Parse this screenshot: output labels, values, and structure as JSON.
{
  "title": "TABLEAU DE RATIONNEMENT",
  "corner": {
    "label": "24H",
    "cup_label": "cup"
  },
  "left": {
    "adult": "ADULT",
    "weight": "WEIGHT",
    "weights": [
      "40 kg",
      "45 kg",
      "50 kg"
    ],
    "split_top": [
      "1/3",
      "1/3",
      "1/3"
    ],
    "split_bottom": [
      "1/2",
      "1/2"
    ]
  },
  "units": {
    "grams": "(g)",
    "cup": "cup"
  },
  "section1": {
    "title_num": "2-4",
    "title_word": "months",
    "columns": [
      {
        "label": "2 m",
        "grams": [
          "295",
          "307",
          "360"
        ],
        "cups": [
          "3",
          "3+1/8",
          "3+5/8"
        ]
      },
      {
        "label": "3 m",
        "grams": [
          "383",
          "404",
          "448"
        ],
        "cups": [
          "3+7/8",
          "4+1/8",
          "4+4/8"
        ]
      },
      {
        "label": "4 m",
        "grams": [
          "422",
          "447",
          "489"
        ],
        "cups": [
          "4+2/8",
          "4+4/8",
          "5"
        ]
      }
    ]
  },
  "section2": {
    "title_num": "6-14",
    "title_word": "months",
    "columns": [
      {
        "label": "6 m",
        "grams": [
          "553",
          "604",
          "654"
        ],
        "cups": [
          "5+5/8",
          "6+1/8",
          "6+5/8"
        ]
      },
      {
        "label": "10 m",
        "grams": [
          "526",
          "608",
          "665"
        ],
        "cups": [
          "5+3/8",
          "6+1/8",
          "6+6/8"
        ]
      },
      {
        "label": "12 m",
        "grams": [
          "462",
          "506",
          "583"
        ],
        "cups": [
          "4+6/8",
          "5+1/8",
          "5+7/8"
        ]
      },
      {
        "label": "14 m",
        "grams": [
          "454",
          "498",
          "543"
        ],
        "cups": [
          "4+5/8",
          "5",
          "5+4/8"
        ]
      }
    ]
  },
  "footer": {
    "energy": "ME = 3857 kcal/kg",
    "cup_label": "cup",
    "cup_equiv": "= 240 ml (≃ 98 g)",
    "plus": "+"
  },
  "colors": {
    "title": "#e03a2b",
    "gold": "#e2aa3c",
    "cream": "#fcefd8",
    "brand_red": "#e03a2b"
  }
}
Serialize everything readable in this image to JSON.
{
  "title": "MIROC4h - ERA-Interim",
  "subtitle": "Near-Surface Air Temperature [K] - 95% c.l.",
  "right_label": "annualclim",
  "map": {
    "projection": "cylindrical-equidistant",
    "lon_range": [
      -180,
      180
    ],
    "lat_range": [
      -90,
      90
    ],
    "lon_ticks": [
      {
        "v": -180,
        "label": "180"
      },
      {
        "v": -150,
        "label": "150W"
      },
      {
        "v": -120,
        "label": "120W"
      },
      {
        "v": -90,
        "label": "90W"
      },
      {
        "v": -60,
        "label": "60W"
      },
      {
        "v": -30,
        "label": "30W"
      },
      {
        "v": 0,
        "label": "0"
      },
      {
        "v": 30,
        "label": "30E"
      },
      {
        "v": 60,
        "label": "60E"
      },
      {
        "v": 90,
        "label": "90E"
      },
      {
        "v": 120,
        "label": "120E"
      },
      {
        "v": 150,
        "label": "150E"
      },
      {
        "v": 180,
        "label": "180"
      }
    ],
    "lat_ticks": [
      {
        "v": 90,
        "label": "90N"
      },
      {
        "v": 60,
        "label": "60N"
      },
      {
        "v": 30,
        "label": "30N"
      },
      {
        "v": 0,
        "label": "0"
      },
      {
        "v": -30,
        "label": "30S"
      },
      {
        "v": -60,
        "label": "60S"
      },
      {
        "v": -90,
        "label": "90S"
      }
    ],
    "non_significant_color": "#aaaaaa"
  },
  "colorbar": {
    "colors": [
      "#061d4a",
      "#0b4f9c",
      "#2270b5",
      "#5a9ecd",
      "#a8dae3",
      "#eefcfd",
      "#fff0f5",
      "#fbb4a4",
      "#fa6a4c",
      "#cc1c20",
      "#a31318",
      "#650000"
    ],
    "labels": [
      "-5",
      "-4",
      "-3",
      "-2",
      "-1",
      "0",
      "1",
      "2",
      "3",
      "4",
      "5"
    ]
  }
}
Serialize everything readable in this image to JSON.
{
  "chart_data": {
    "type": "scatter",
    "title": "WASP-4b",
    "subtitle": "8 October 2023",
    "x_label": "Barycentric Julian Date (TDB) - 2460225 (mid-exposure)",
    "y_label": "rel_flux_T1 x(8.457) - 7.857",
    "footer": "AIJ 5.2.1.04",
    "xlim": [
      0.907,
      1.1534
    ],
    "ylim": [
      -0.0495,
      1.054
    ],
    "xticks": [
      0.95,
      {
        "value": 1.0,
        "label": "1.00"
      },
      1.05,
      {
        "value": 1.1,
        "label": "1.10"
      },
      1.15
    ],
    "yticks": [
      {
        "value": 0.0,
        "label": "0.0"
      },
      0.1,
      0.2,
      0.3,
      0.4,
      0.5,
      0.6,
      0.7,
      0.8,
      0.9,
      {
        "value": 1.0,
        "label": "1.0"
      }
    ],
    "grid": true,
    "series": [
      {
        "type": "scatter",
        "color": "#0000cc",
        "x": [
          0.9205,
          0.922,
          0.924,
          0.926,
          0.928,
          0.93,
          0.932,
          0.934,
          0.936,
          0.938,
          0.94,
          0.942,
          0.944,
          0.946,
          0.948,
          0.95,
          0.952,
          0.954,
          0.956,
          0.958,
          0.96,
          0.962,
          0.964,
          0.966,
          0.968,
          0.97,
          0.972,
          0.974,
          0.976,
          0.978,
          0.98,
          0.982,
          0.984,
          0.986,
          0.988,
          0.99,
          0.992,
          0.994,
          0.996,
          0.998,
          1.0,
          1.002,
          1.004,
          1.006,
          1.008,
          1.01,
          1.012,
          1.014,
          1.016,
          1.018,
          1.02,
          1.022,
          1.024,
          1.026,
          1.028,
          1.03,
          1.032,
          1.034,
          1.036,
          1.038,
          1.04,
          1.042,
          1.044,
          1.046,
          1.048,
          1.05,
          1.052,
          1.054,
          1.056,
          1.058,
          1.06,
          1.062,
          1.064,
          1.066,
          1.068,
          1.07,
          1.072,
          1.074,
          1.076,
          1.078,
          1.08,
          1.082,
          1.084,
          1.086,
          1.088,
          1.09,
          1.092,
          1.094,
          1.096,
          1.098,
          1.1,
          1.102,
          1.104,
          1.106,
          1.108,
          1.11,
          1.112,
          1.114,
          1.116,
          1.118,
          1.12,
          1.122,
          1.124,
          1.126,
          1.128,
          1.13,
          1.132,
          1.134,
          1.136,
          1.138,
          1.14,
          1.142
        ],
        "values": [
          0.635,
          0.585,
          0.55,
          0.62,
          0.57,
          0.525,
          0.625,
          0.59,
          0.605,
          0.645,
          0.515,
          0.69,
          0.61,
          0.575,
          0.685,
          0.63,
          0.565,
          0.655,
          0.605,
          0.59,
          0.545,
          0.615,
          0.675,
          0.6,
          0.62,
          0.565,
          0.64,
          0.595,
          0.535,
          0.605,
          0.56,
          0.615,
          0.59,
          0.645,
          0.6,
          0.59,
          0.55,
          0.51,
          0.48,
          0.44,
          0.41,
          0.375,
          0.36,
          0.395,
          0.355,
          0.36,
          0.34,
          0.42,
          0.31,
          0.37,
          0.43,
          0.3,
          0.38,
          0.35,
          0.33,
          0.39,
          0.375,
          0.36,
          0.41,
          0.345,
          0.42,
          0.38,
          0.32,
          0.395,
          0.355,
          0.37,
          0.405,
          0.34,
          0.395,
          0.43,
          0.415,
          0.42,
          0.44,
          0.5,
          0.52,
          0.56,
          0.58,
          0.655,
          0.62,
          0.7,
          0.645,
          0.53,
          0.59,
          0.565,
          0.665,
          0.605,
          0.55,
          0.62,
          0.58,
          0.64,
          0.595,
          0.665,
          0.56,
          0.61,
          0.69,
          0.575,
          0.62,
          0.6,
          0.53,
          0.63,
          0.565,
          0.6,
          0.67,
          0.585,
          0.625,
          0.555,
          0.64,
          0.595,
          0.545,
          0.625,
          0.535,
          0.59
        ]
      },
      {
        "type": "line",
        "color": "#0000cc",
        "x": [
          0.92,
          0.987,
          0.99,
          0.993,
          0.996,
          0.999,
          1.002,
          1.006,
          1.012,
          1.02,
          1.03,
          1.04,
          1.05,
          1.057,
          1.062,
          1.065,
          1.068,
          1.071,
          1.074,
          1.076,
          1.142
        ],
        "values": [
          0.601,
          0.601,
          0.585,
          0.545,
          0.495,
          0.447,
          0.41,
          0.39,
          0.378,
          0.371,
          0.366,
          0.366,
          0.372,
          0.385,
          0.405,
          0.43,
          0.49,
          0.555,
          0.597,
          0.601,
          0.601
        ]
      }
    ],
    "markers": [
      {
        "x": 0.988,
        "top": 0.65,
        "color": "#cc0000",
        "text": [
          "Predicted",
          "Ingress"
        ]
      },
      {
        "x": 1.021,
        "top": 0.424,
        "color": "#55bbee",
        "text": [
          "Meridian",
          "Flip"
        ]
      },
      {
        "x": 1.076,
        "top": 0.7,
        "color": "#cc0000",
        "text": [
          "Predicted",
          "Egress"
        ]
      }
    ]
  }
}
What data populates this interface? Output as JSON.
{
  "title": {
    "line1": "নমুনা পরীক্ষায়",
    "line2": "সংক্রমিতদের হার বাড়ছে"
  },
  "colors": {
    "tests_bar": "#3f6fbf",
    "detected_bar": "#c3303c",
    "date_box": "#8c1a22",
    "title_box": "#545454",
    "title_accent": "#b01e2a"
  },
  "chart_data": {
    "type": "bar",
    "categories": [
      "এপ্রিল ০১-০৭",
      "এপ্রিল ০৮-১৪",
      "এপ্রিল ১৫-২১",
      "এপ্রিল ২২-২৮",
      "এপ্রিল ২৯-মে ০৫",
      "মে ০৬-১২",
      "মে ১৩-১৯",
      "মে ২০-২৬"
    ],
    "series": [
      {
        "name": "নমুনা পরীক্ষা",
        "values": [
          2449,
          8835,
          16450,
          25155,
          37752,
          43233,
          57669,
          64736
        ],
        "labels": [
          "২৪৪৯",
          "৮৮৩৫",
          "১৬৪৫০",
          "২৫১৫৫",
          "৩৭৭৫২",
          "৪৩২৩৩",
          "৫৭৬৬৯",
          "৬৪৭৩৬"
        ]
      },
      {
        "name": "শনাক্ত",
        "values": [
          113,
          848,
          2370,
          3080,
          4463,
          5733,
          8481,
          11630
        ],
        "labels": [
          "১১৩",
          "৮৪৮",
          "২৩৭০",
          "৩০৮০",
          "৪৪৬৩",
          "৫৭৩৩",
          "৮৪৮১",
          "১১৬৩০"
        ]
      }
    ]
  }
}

=-=-=-=-=

Written problem: Pull out all lines from the listing that contain the string "type".

Task response:
    "type": "scatter",
        "type": "scatter",
        "type": "line",
    "type": "bar",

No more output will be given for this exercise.